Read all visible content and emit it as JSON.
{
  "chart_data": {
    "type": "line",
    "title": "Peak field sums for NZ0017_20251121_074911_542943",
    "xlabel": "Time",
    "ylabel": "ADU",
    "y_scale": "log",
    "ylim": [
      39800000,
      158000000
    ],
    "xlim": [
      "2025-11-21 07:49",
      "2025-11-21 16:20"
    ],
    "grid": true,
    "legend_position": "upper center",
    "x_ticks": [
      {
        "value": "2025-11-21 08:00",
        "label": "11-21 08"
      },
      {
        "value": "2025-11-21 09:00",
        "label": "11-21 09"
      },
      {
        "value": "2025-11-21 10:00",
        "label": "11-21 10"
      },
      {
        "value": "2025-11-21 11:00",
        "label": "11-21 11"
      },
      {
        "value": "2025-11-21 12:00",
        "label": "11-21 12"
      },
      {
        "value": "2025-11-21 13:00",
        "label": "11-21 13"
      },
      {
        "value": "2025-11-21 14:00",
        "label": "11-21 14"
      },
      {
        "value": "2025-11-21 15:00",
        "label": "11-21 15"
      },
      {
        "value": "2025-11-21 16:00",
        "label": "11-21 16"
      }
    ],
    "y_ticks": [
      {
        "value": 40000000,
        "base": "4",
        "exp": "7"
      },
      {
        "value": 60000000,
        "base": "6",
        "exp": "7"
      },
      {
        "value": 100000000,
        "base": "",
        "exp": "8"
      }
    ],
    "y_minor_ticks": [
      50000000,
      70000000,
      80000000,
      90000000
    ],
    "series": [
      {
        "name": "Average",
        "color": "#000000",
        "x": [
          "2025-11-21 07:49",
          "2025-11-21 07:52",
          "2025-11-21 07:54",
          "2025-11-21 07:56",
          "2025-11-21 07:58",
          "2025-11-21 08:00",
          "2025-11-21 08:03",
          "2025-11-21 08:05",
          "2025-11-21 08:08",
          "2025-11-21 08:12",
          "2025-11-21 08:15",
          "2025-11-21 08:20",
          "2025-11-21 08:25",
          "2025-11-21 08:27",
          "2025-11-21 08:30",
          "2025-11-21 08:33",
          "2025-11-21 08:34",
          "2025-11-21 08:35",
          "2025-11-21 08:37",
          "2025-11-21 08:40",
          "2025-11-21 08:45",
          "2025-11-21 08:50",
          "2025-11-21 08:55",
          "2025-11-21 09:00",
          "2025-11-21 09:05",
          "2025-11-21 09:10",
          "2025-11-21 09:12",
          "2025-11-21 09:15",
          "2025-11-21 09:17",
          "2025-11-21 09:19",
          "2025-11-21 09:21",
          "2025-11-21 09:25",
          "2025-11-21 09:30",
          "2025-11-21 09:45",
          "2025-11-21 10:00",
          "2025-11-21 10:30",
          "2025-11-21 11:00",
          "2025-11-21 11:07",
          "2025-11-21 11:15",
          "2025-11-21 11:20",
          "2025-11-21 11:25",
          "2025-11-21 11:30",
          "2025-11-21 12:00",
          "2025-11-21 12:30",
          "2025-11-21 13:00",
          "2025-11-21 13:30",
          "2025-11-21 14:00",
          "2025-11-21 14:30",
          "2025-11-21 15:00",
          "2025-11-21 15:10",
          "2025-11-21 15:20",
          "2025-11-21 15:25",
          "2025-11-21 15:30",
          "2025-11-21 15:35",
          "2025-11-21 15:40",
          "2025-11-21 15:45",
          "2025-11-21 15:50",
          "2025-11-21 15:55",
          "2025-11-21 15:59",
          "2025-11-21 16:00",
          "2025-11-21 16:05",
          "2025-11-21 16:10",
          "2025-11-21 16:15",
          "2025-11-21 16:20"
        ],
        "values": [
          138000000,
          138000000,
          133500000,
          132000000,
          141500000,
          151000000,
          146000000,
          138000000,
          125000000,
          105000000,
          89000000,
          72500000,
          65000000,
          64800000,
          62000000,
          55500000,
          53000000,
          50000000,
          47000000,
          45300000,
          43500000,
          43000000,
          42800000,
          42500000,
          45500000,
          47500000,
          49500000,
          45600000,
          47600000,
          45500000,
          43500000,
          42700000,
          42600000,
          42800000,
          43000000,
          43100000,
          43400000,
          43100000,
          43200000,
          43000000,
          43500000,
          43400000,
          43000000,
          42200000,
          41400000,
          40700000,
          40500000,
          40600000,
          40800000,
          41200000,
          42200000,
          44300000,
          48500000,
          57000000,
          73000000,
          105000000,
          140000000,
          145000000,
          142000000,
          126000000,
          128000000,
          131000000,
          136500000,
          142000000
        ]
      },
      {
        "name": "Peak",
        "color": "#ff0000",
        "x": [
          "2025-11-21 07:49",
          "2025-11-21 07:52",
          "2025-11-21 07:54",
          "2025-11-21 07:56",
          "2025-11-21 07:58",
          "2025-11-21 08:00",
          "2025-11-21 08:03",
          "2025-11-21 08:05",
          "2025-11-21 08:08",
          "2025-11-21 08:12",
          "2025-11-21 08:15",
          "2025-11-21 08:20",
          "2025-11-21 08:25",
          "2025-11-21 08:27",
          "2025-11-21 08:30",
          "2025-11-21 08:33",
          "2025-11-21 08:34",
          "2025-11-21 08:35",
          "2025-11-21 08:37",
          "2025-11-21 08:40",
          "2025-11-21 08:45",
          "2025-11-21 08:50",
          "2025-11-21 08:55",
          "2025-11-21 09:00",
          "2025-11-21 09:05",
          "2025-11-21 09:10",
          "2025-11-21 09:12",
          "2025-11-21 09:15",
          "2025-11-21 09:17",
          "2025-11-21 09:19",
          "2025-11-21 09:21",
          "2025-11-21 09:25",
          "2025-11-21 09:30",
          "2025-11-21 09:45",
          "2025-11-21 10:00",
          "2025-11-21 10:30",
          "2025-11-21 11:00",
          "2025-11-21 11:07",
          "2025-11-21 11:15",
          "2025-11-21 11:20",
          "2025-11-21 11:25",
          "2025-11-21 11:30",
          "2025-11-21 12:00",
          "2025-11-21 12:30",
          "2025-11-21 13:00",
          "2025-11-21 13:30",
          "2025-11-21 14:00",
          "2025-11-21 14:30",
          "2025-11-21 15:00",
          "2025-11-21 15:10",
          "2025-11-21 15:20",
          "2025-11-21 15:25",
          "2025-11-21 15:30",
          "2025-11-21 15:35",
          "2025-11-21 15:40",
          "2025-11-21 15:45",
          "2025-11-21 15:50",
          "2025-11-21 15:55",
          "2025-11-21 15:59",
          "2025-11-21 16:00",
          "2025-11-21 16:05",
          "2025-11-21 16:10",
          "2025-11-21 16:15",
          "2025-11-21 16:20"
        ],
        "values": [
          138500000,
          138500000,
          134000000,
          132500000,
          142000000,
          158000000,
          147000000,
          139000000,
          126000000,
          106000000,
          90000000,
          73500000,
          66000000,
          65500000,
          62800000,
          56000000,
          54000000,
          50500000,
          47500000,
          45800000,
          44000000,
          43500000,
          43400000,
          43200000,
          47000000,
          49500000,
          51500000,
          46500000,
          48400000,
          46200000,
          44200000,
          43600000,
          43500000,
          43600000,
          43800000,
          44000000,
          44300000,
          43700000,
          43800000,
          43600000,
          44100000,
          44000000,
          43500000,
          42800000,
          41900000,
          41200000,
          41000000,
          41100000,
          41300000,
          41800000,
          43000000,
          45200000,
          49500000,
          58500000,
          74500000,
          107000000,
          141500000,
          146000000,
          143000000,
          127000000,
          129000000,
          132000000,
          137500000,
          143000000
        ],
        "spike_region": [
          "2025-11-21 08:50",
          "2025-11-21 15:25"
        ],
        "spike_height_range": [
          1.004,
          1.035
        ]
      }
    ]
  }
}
***
→ **Task statement**
Nothing may be left out: return each entry exactly as it reads.

→ **Answer in full**
Read all visible content and emit it as JSON.
{
  "chart_data": {
    "type": "line",
    "title": "Peak field sums for NZ0017_20251121_074911_542943",
    "xlabel": "Time",
    "ylabel": "ADU",
    "y_scale": "log",
    "ylim": [
      39800000,
      158000000
    ],
    "xlim": [
      "2025-11-21 07:49",
      "2025-11-21 16:20"
    ],
    "grid": true,
    "legend_position": "upper center",
    "x_ticks": [
      {
        "value": "2025-11-21 08:00",
        "label": "11-21 08"
      },
      {
        "value": "2025-11-21 09:00",
        "label": "11-21 09"
      },
      {
        "value": "2025-11-21 10:00",
        "label": "11-21 10"
      },
      {
        "value": "2025-11-21 11:00",
        "label": "11-21 11"
      },
      {
        "value": "2025-11-21 12:00",
        "label": "11-21 12"
      },
      {
        "value": "2025-11-21 13:00",
        "label": "11-21 13"
      },
      {
        "value": "2025-11-21 14:00",
        "label": "11-21 14"
      },
      {
        "value": "2025-11-21 15:00",
        "label": "11-21 15"
      },
      {
        "value": "2025-11-21 16:00",
        "label": "11-21 16"
      }
    ],
    "y_ticks": [
      {
        "value": 40000000,
        "base": "4",
        "exp": "7"
      },
      {
        "value": 60000000,
        "base": "6",
        "exp": "7"
      },
      {
        "value": 100000000,
        "base": "",
        "exp": "8"
      }
    ],
    "y_minor_ticks": [
      50000000,
      70000000,
      80000000,
      90000000
    ],
    "series": [
      {
        "name": "Average",
        "color": "#000000",
        "x": [
          "2025-11-21 07:49",
          "2025-11-21 07:52",
          "2025-11-21 07:54",
          "2025-11-21 07:56",
          "2025-11-21 07:58",
          "2025-11-21 08:00",
          "2025-11-21 08:03",
          "2025-11-21 08:05",
          "2025-11-21 08:08",
          "2025-11-21 08:12",
          "2025-11-21 08:15",
          "2025-11-21 08:20",
          "2025-11-21 08:25",
          "2025-11-21 08:27",
          "2025-11-21 08:30",
          "2025-11-21 08:33",
          "2025-11-21 08:34",
          "2025-11-21 08:35",
          "2025-11-21 08:37",
          "2025-11-21 08:40",
          "2025-11-21 08:45",
          "2025-11-21 08:50",
          "2025-11-21 08:55",
          "2025-11-21 09:00",
          "2025-11-21 09:05",
          "2025-11-21 09:10",
          "2025-11-21 09:12",
          "2025-11-21 09:15",
          "2025-11-21 09:17",
          "2025-11-21 09:19",
          "2025-11-21 09:21",
          "2025-11-21 09:25",
          "2025-11-21 09:30",
          "2025-11-21 09:45",
          "2025-11-21 10:00",
          "2025-11-21 10:30",
          "2025-11-21 11:00",
          "2025-11-21 11:07",
          "2025-11-21 11:15",
          "2025-11-21 11:20",
          "2025-11-21 11:25",
          "2025-11-21 11:30",
          "2025-11-21 12:00",
          "2025-11-21 12:30",
          "2025-11-21 13:00",
          "2025-11-21 13:30",
          "2025-11-21 14:00",
          "2025-11-21 14:30",
          "2025-11-21 15:00",
          "2025-11-21 15:10",
          "2025-11-21 15:20",
          "2025-11-21 15:25",
          "2025-11-21 15:30",
          "2025-11-21 15:35",
          "2025-11-21 15:40",
          "2025-11-21 15:45",
          "2025-11-21 15:50",
          "2025-11-21 15:55",
          "2025-11-21 15:59",
          "2025-11-21 16:00",
          "2025-11-21 16:05",
          "2025-11-21 16:10",
          "2025-11-21 16:15",
          "2025-11-21 16:20"
        ],
        "values": [
          138000000,
          138000000,
          133500000,
          132000000,
          141500000,
          151000000,
          146000000,
          138000000,
          125000000,
          105000000,
          89000000,
          72500000,
          65000000,
          64800000,
          62000000,
          55500000,
          53000000,
          50000000,
          47000000,
          45300000,
          43500000,
          43000000,
          42800000,
          42500000,
          45500000,
          47500000,
          49500000,
          45600000,
          47600000,
          45500000,
          43500000,
          42700000,
          42600000,
          42800000,
          43000000,
          43100000,
          43400000,
          43100000,
          43200000,
          43000000,
          43500000,
          43400000,
          43000000,
          42200000,
          41400000,
          40700000,
          40500000,
          40600000,
          40800000,
          41200000,
          42200000,
          44300000,
          48500000,
          57000000,
          73000000,
          105000000,
          140000000,
          145000000,
          142000000,
          126000000,
          128000000,
          131000000,
          136500000,
          142000000
        ]
      },
      {
        "name": "Peak",
        "color": "#ff0000",
        "x": [
          "2025-11-21 07:49",
          "2025-11-21 07:52",
          "2025-11-21 07:54",
          "2025-11-21 07:56",
          "2025-11-21 07:58",
          "2025-11-21 08:00",
          "2025-11-21 08:03",
          "2025-11-21 08:05",
          "2025-11-21 08:08",
          "2025-11-21 08:12",
          "2025-11-21 08:15",
          "2025-11-21 08:20",
          "2025-11-21 08:25",
          "2025-11-21 08:27",
          "2025-11-21 08:30",
          "2025-11-21 08:33",
          "2025-11-21 08:34",
          "2025-11-21 08:35",
          "2025-11-21 08:37",
          "2025-11-21 08:40",
          "2025-11-21 08:45",
          "2025-11-21 08:50",
          "2025-11-21 08:55",
          "2025-11-21 09:00",
          "2025-11-21 09:05",
          "2025-11-21 09:10",
          "2025-11-21 09:12",
          "2025-11-21 09:15",
          "2025-11-21 09:17",
          "2025-11-21 09:19",
          "2025-11-21 09:21",
          "2025-11-21 09:25",
          "2025-11-21 09:30",
          "2025-11-21 09:45",
          "2025-11-21 10:00",
          "2025-11-21 10:30",
          "2025-11-21 11:00",
          "2025-11-21 11:07",
          "2025-11-21 11:15",
          "2025-11-21 11:20",
          "2025-11-21 11:25",
          "2025-11-21 11:30",
          "2025-11-21 12:00",
          "2025-11-21 12:30",
          "2025-11-21 13:00",
          "2025-11-21 13:30",
          "2025-11-21 14:00",
          "2025-11-21 14:30",
          "2025-11-21 15:00",
          "2025-11-21 15:10",
          "2025-11-21 15:20",
          "2025-11-21 15:25",
          "2025-11-21 15:30",
          "2025-11-21 15:35",
          "2025-11-21 15:40",
          "2025-11-21 15:45",
          "2025-11-21 15:50",
          "2025-11-21 15:55",
          "2025-11-21 15:59",
          "2025-11-21 16:00",
          "2025-11-21 16:05",
          "2025-11-21 16:10",
          "2025-11-21 16:15",
          "2025-11-21 16:20"
        ],
        "values": [
          138500000,
          138500000,
          134000000,
          132500000,
          142000000,
          158000000,
          147000000,
          139000000,
          126000000,
          106000000,
          90000000,
          73500000,
          66000000,
          65500000,
          62800000,
          56000000,
          54000000,
          50500000,
          47500000,
          45800000,
          44000000,
          43500000,
          43400000,
          43200000,
          47000000,
          49500000,
          51500000,
          46500000,
          48400000,
          46200000,
          44200000,
          43600000,
          43500000,
          43600000,
          43800000,
          44000000,
          44300000,
          43700000,
          43800000,
          43600000,
          44100000,
          44000000,
          43500000,
          42800000,
          41900000,
          41200000,
          41000000,
          41100000,
          41300000,
          41800000,
          43000000,
          45200000,
          49500000,
          58500000,
          74500000,
          107000000,
          141500000,
          146000000,
          143000000,
          127000000,
          129000000,
          132000000,
          137500000,
          143000000
        ],
        "spike_region": [
          "2025-11-21 08:50",
          "2025-11-21 15:25"
        ],
        "spike_height_range": [
          1.004,
          1.035
        ]
      }
    ]
  }
}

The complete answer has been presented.